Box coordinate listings

= = = = =

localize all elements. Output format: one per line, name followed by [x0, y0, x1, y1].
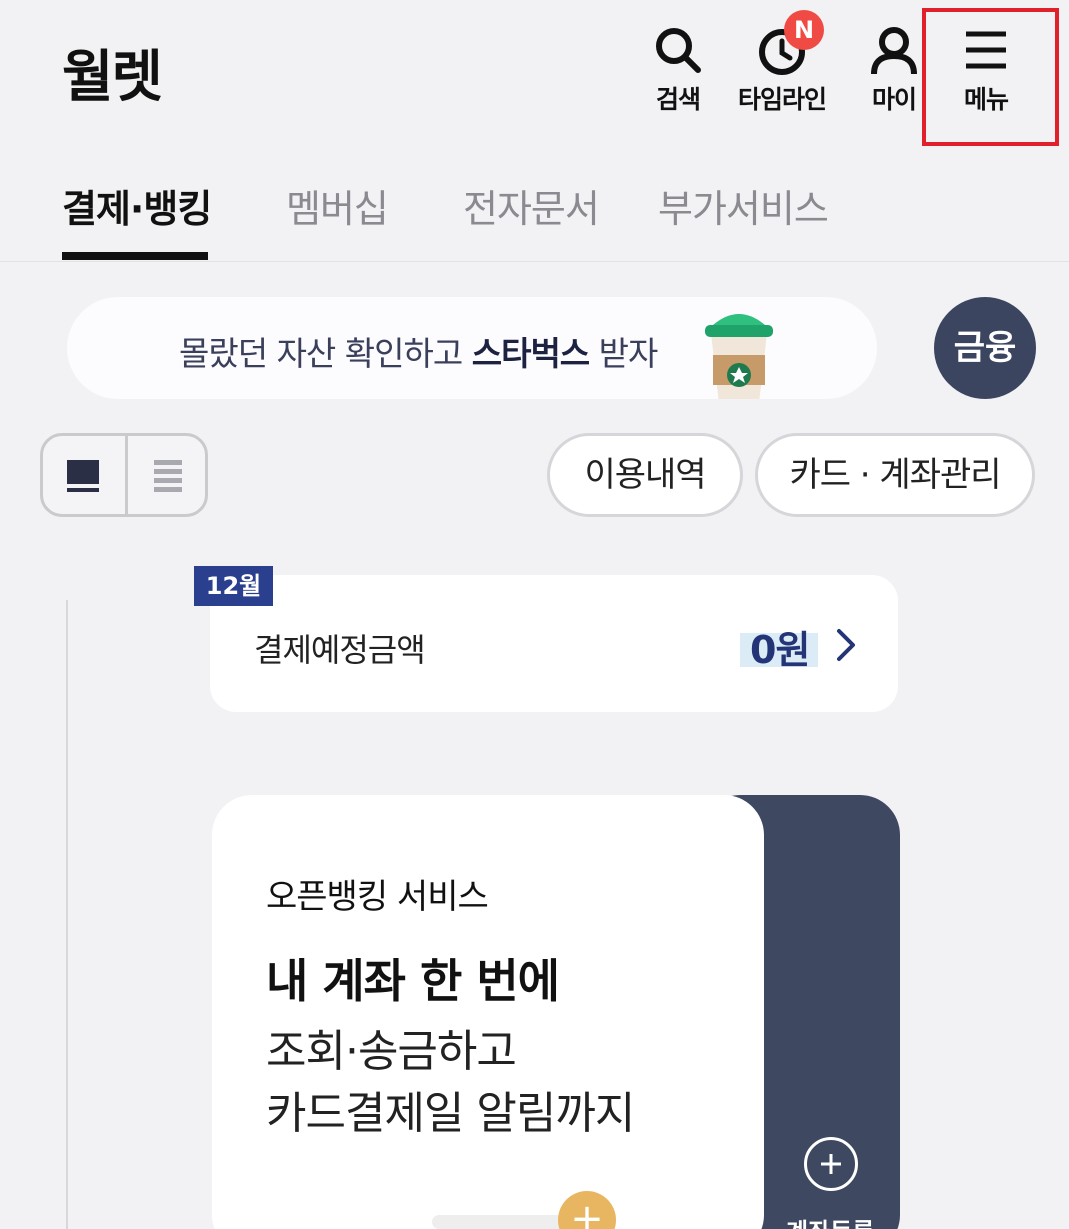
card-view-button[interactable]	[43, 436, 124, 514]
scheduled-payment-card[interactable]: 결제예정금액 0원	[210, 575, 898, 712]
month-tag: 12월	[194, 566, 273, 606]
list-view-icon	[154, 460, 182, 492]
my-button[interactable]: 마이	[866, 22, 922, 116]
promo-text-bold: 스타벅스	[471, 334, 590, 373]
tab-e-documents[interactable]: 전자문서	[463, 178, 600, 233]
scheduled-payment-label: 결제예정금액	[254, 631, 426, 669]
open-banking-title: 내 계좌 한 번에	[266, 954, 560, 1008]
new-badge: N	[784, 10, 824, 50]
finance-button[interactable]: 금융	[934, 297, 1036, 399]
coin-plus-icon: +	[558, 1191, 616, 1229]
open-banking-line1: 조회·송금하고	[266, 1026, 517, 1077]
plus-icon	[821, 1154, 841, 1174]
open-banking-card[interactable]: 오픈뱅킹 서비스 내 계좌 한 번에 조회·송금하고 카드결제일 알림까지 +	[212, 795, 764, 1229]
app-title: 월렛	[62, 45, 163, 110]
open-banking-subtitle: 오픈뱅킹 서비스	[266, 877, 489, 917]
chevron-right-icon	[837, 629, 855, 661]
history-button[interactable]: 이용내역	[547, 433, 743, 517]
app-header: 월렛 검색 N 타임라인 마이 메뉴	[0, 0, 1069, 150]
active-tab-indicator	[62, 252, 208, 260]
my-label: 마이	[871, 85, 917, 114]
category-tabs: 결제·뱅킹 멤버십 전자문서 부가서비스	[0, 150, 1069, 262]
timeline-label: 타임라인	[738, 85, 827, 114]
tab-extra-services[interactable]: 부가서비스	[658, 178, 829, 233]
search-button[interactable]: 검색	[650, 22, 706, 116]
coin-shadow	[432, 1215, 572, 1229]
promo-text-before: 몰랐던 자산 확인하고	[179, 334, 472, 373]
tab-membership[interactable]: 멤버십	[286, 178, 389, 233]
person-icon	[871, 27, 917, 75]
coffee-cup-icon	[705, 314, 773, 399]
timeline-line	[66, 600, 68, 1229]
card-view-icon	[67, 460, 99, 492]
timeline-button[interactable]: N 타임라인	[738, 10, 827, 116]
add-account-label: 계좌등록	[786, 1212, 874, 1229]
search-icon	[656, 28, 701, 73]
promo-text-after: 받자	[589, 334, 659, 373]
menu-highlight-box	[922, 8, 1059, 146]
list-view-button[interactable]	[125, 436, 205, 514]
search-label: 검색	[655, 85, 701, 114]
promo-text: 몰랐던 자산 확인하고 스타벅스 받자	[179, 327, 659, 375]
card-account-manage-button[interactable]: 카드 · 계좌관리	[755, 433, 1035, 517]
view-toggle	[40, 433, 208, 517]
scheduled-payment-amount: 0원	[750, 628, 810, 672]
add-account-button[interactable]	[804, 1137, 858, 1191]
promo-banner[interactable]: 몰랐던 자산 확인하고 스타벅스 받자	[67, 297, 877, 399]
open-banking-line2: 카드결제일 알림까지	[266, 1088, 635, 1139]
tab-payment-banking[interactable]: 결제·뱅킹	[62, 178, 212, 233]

= = = = =

## [Problem statement]
Format the lines of the data above, from the line holding "436, 124, 514]" through the line holding "category-tabs: 결제·뱅킹 멤버십", inclusive, as a JSON list of strings with one string per line and blank lines left out.

## [Written reply]
[
  "card-view-button[interactable]\t[43, 436, 124, 514]",
  "scheduled-payment-card[interactable]: 결제예정금액 0원\t[210, 575, 898, 712]",
  "month-tag: 12월\t[194, 566, 273, 606]",
  "list-view-icon\t[154, 460, 182, 492]",
  "my-button[interactable]: 마이\t[866, 22, 922, 116]",
  "promo-text-bold: 스타벅스\t[471, 334, 590, 373]",
  "tab-e-documents[interactable]: 전자문서\t[463, 178, 600, 233]",
  "scheduled-payment-label: 결제예정금액\t[254, 631, 426, 669]",
  "open-banking-title: 내 계좌 한 번에\t[266, 954, 560, 1008]",
  "new-badge: N\t[784, 10, 824, 50]",
  "finance-button[interactable]: 금융\t[934, 297, 1036, 399]",
  "coin-plus-icon: +\t[558, 1191, 616, 1229]",
  "open-banking-line1: 조회·송금하고\t[266, 1026, 517, 1077]",
  "plus-icon\t[821, 1154, 841, 1174]",
  "open-banking-card[interactable]: 오픈뱅킹 서비스 내 계좌 한 번에 조회·송금하고 카드결제일 알림까지 +\t[212, 795, 764, 1229]",
  "app-title: 월렛\t[62, 45, 163, 110]",
  "open-banking-subtitle: 오픈뱅킹 서비스\t[266, 877, 489, 917]",
  "chevron-right-icon\t[837, 629, 855, 661]",
  "history-button[interactable]: 이용내역\t[547, 433, 743, 517]",
  "app-header: 월렛 검색 N 타임라인 마이 메뉴\t[0, 0, 1069, 150]",
  "active-tab-indicator\t[62, 252, 208, 260]",
  "my-label: 마이\t[871, 85, 917, 114]",
  "category-tabs: 결제·뱅킹 멤버십 전자문서 부가서비스\t[0, 150, 1069, 262]"
]